• [Task to carry out]: Each line that includes "National" counts once; give the total and nothing besides.

• [Excerpted records]:
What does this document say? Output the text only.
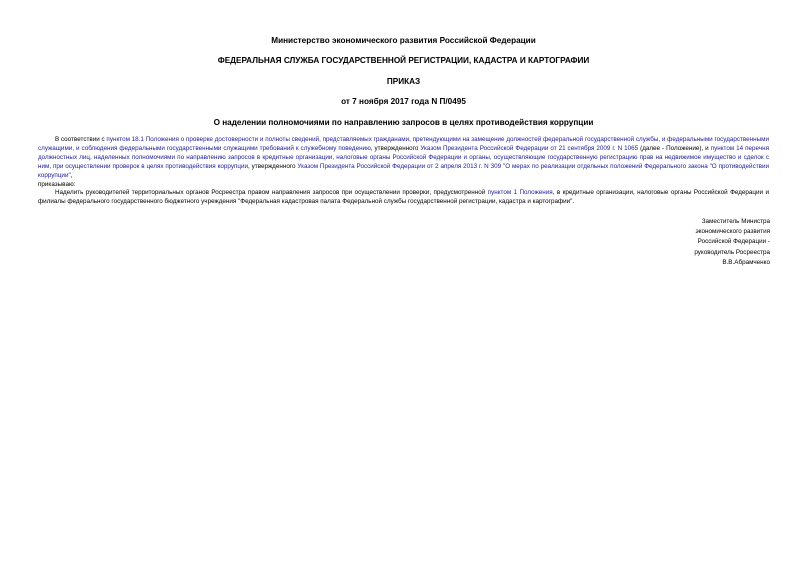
Министерство экономического развития Российской Федерации

ФЕДЕРАЛЬНАЯ СЛУЖБА ГОСУДАРСТВЕННОЙ РЕГИСТРАЦИИ, КАДАСТРА И КАРТОГРАФИИ

ПРИКАЗ

от 7 ноября 2017 года N П/0495

О наделении полномочиями по направлению запросов в целях противодействия коррупции

В соответствии с пунктом 18.1 Положения о проверке достоверности и полноты сведений, представляемых гражданами, претендующими на замещение должностей федеральной государственной службы, и федеральными государственными служащими, и соблюдения федеральными государственными служащими требований к служебному поведению, утвержденного Указом Президента Российской Федерации от 21 сентября 2009 г. N 1065 (далее - Положение), и пунктом 14 перечня должностных лиц, наделенных полномочиями по направлению запросов в кредитные организации, налоговые органы Российской Федерации и органы, осуществляющие государственную регистрацию прав на недвижимое имущество и сделок с ним, при осуществлении проверок в целях противодействия коррупции, утвержденного Указом Президента Российской Федерации от 2 апреля 2013 г. N 309 "О мерах по реализации отдельных положений Федерального закона "О противодействии коррупции",

приказываю:

Наделить руководителей территориальных органов Росреестра правом направления запросов при осуществлении проверки, предусмотренной пунктом 1 Положения, в кредитные организации, налоговые органы Российской Федерации и филиалы федерального государственного бюджетного учреждения "Федеральная кадастровая палата Федеральной службы государственной регистрации, кадастра и картографии".

Заместитель Министра
экономического развития
Российской Федерации -
руководитель Росреестра
В.В.Абрамченко
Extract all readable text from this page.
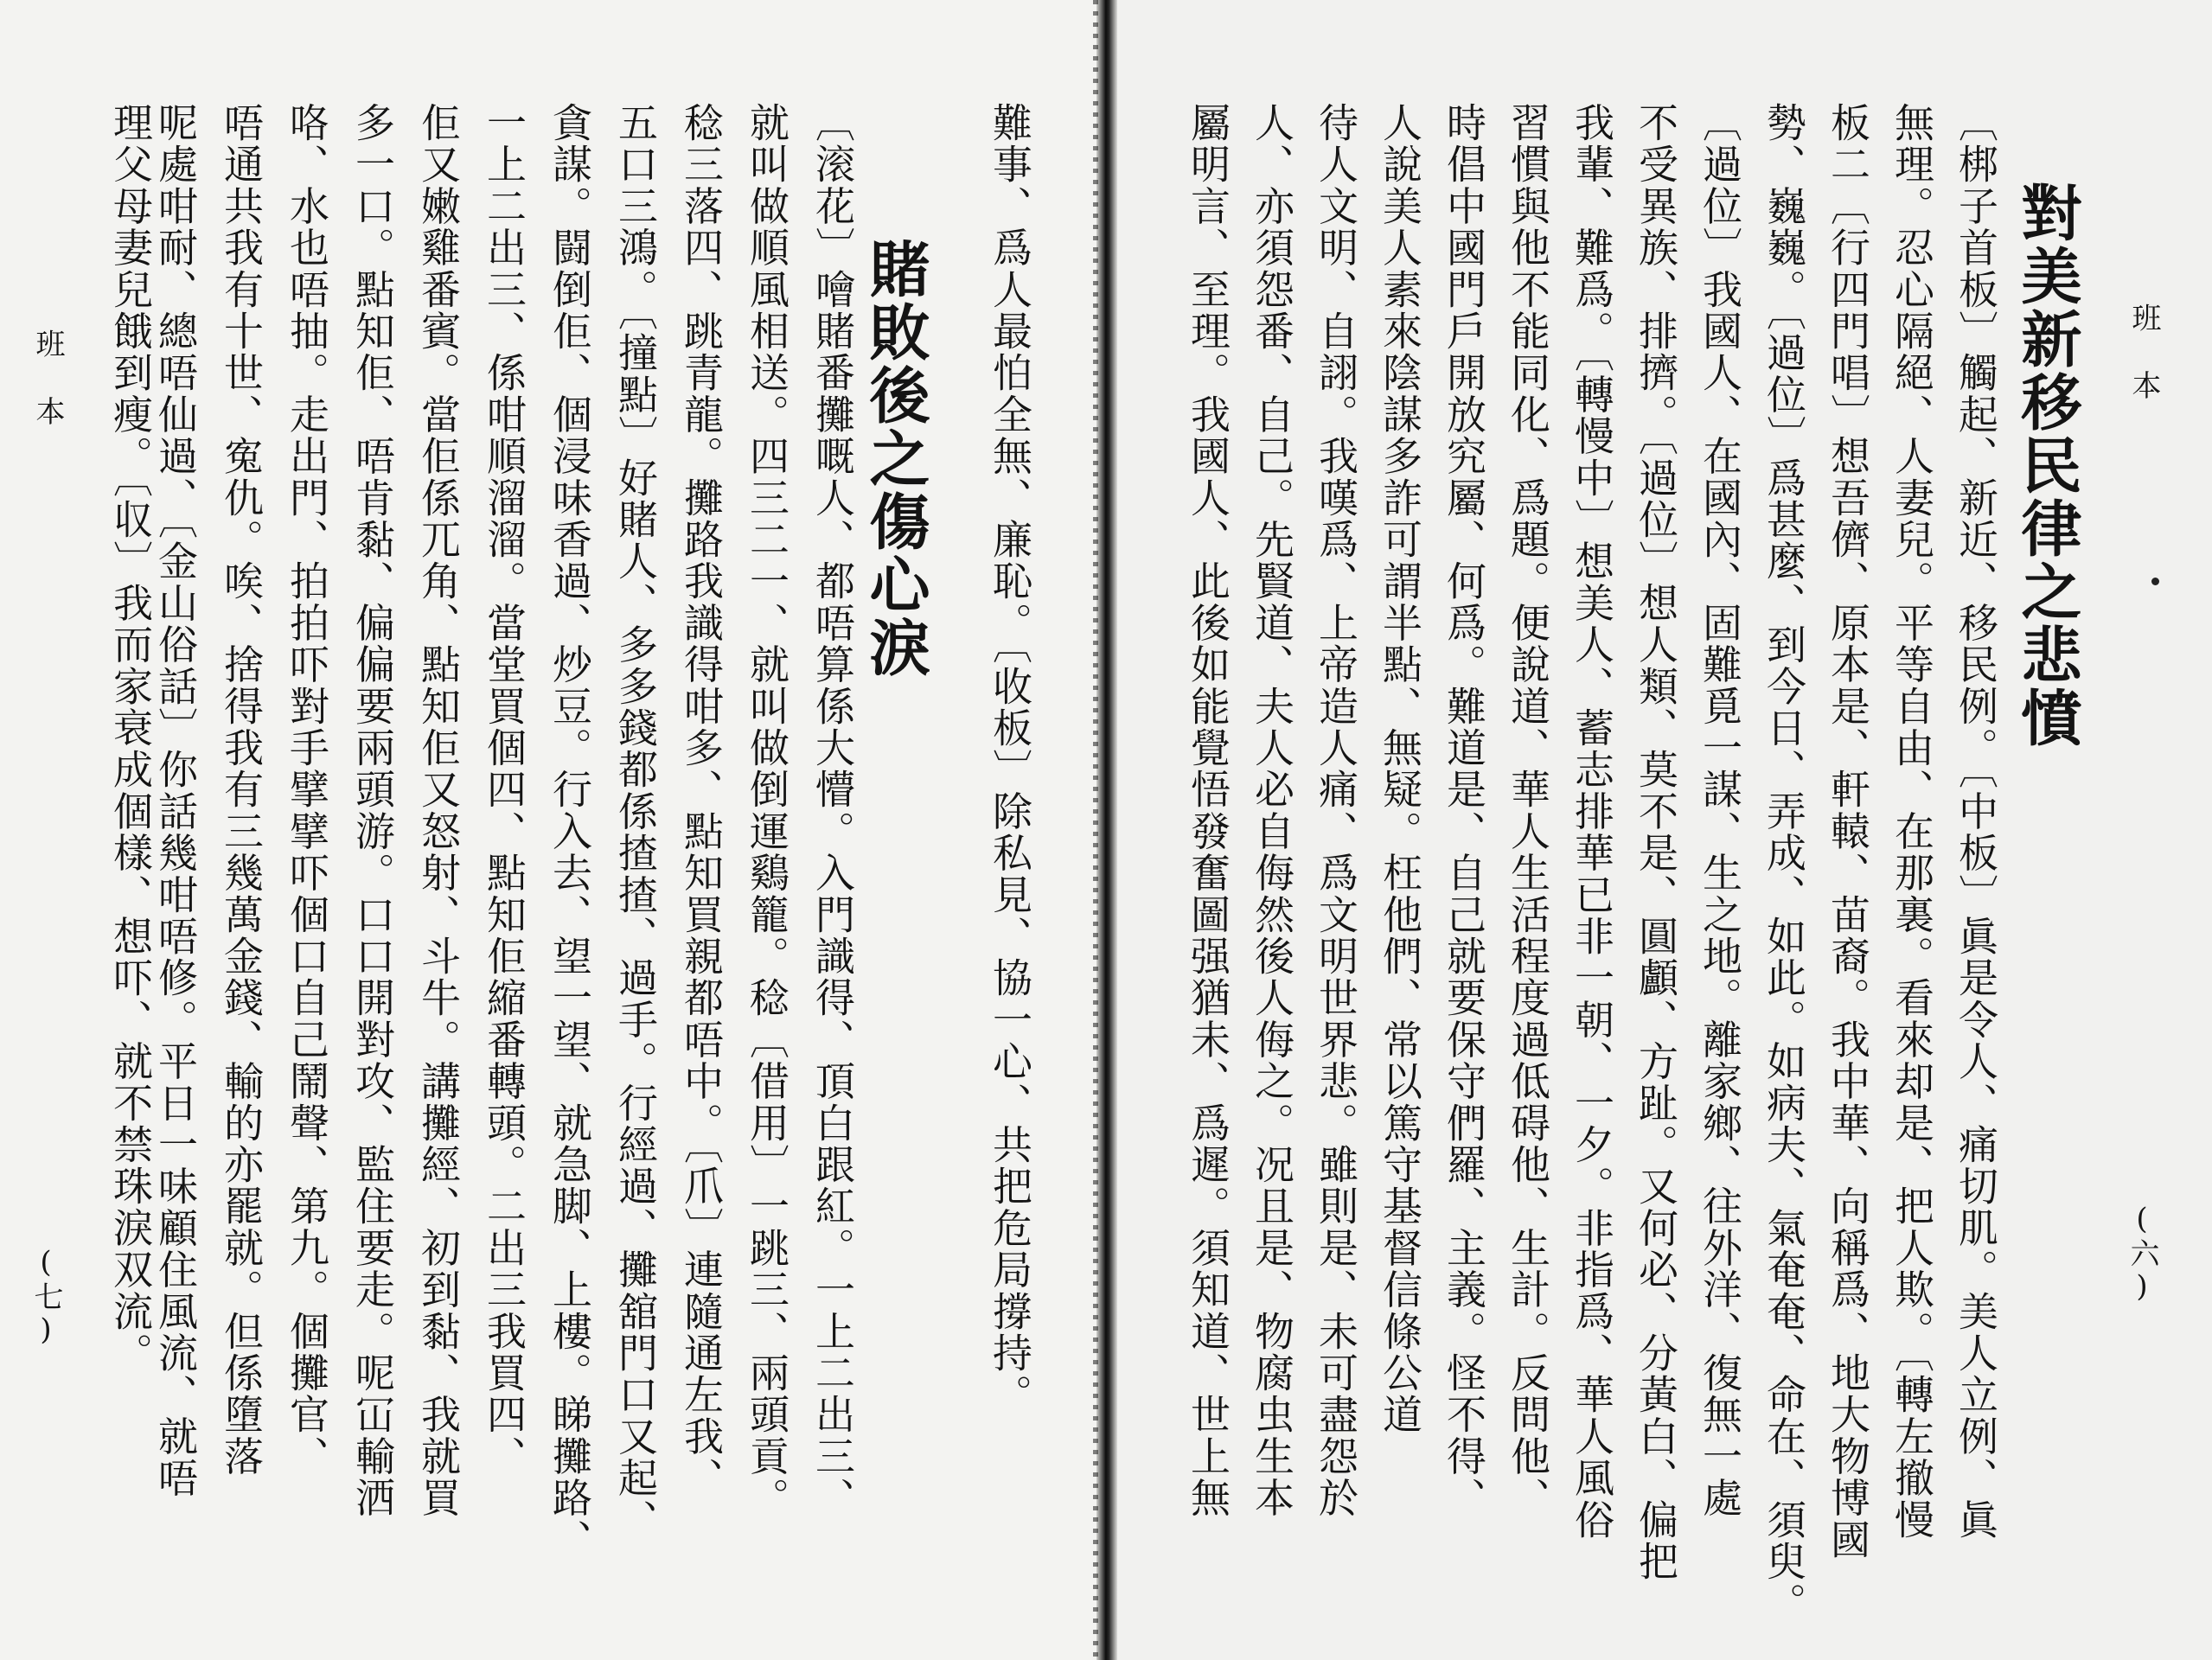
班本
(七)	難事、爲人最怕全無、廉恥。〔收板〕除私見、協一心、共把危局撐持。
賭敗後之傷心淚
〔滚花〕噲賭番攤嘅人、都唔算係大懵。入門識得、頂白跟紅。一上二出三、
就叫做順風相送。四三二一、就叫做倒運鷄籠。稔〔借用〕一跳三、兩頭貢。
稔三落四、跳青龍。攤路我識得咁多、點知買親都唔中。〔爪〕連隨通左我、
五口三鴻。〔撞點〕好賭人、多多錢都係揸揸、過手。行經過、攤舘門口又起、
貪謀。闘倒佢、個浸味香過、炒豆。行入去、望一望、就急脚、上樓。睇攤路、
一上二出三、係咁順溜溜。當堂買個四、點知佢縮番轉頭。二出三我買四、
佢又嫩雞番賓。當佢係兀角、點知佢又怒射、斗牛。講攤經、初到黏、我就買
多一口。點知佢、唔肯黏、偏偏要兩頭游。口口開對攻、監住要走。呢冚輸洒
咯、水也唔抽。走出門、拍拍吓對手擘擘吓個口自己鬧聲、第九。個攤官、
唔通共我有十世、寃仇。唉、捨得我有三幾萬金錢、輸的亦罷就。但係墮落
呢處咁耐、總唔仙過、〔金山俗話〕你話幾咁唔修。平日一味顧住風流、就唔
理父母妻兒餓到瘦。〔収〕我而家衰成個樣、想吓、就不禁珠淚双流。	班本
(六)
對美新移民律之悲憤
〔梆子首板〕觸起、新近、移民例。〔中板〕眞是令人、痛切肌。美人立例、眞
無理。忍心隔絕、人妻兒。平等自由、在那裏。看來却是、把人欺。〔轉左撤慢
板二〔行四門唱〕想吾儕、原本是、軒轅、苗裔。我中華、向稱爲、地大物博國
勢、巍巍。〔過位〕爲甚麼、到今日、弄成、如此。如病夫、氣奄奄、命在、須臾。
〔過位〕我國人、在國內、固難覓一謀、生之地。離家鄉、往外洋、復無一處
不受異族、排擠。〔過位〕想人類、莫不是、圓顱、方趾。又何必、分黃白、偏把
我輩、難爲。〔轉慢中〕想美人、蓄志排華已非一朝、一夕。非指爲、華人風俗
習慣與他不能同化、爲題。便說道、華人生活程度過低碍他、生計。反問他、
時倡中國門戶開放究屬、何爲。難道是、自己就要保守們羅、主義。怪不得、
人說美人素來陰謀多詐可謂半點、無疑。枉他們、常以篤守基督信條公道
待人文明、自詡。我嘆爲、上帝造人痛、爲文明世界悲。雖則是、未可盡怨於
人、亦須怨番、自己。先賢道、夫人必自侮然後人侮之。况且是、物腐虫生本
屬明言、至理。我國人、此後如能覺悟發奮圖强猶未、爲遲。須知道、世上無
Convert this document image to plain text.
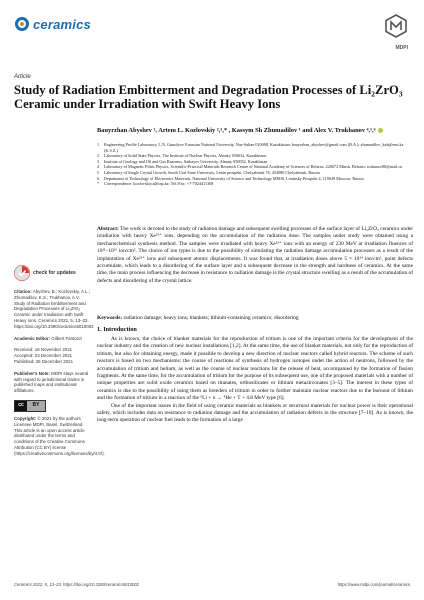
ceramics
MDPI
Article
Study of Radiation Embitterment and Degradation Processes of Li₂ZrO₃ Ceramic under Irradiation with Swift Heavy Ions
Bauyrzhan Abyshev ¹, Artem L. Kozlovskiy ²,³,* , Kassym Sh Zhumadilov ¹ and Alex V. Trukhanov ⁴,⁵,⁶
1	Engineering Profile Laboratory, L.N. Gumilyov Eurasian National University, Nur-Sultan 010008, Kazakhstan; bauyrzhan_abyshev@gmail.com (B.A.); zhumadilov_kah@enu.kz (K.S.Z.)
2	Laboratory of Solid State Physics, The Institute of Nuclear Physics, Almaty 050032, Kazakhstan
3	Institute of Geology and Oil and Gas Business, Satbayev University, Almaty 050032, Kazakhstan
4	Laboratory of Magnetic Films Physics, Scientific-Practical Materials Research Centre of National Academy of Sciences of Belarus, 220072 Minsk, Belarus; truhanov86@mail.ru
5	Laboratory of Single Crystal Growth, South Ural State University, Lenin prospekt, Chelyabinsk 76, 454080 Chelyabinsk, Russia
6	Department of Technology of Electronics Materials, National University of Science and Technology MISIS, Leninsky Prospekt 4, 119049 Moscow, Russia
*	Correspondence: kozlovskiy.a@inp.kz; Tel./Fax: +7-7024411368
Abstract: The work is devoted to the study of radiation damage and subsequent swelling processes of the surface layer of Li₂ZrO₃ ceramics under irradiation with heavy Xe²³⁺ ions, depending on the accumulation of the radiation dose. The samples under study were obtained using a mechanochemical synthesis method. The samples were irradiated with heavy Xe²³⁺ ions with an energy of 230 MeV at irradiation fluences of 10¹¹–10¹⁶ ion/cm². The choice of ion types is due to the possibility of simulating the radiation damage accumulation processes as a result of the implantation of Xe²³⁺ ions and subsequent atomic displacements. It was found that, at irradiation doses above 5 × 10¹⁴ ion/cm², point defects accumulate, which leads to a disordering of the surface layer and a subsequent decrease in the strength and hardness of ceramics. At the same time, the main process influencing the decrease in resistance to radiation damage is the crystal structure swelling as a result of the accumulation of defects and disordering of the crystal lattice.
Keywords: radiation damage; heavy ions; blankets; lithium-containing ceramics; disordering
check for updates
Citation: Abyshev, B.; Kozlovskiy, A.L.; Zhumadilov, K.S.; Trukhanov, A.V. Study of Radiation Embitterment and Degradation Processes of Li₂ZrO₃ Ceramic under Irradiation with Swift Heavy Ions. Ceramics 2022, 5, 13–23. https://doi.org/10.3390/ceramics5010002
Academic Editor: Gilbert Fantozzi
Received: 18 November 2021
Accepted: 23 December 2021
Published: 26 December 2021
Publisher's Note: MDPI stays neutral with regard to jurisdictional claims in published maps and institutional affiliations.
cc	BY
Copyright: © 2021 by the authors. Licensee MDPI, Basel, Switzerland. This article is an open access article distributed under the terms and conditions of the Creative Commons Attribution (CC BY) license (https://creativecommons.org/licenses/by/4.0/).
1. Introduction

As is known, the choice of blanket materials for the reproduction of tritium is one of the important criteria for the development of the nuclear industry and the creation of new nuclear installations [1,2]. At the same time, the use of blanket materials, not only for the reproduction of tritium, but also for obtaining energy, made it possible to develop a new direction of nuclear reactors called hybrid reactors. The scheme of such reactors is based on two mechanisms: the course of reactions of synthesis of hydrogen isotopes under the action of neutrons, followed by the accumulation of tritium and helium, as well as the course of nuclear reactions for the release of heat, accompanied by the formation of fission fragments. At the same time, for the accumulation of tritium for the purpose of its subsequent use, one of the proposed materials with a number of unique properties are solid oxide ceramics based on titanates, orthosilicates or lithium metazirconates [3–5]. The interest in these types of ceramics is due to the possibility of using them as breeders of tritium in order to further maintain nuclear reactors due to the burnout of lithium and the formation of tritium in a reaction of the ⁶Li + n → ⁴He + T + 4.8 MeV type [6].

One of the important issues in the field of using ceramic materials as blankets or structural materials for nuclear power is their operational safety, which includes data on resistance to radiation damage and the accumulation of radiation defects in the structure [7–10]. As is known, the long-term operation of nuclear fuel leads to the formation of a large

Ceramics 2022, 5, 13–23. https://doi.org/10.3390/ceramics5010002	https://www.mdpi.com/journal/ceramics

• [Answer to the problem]: 3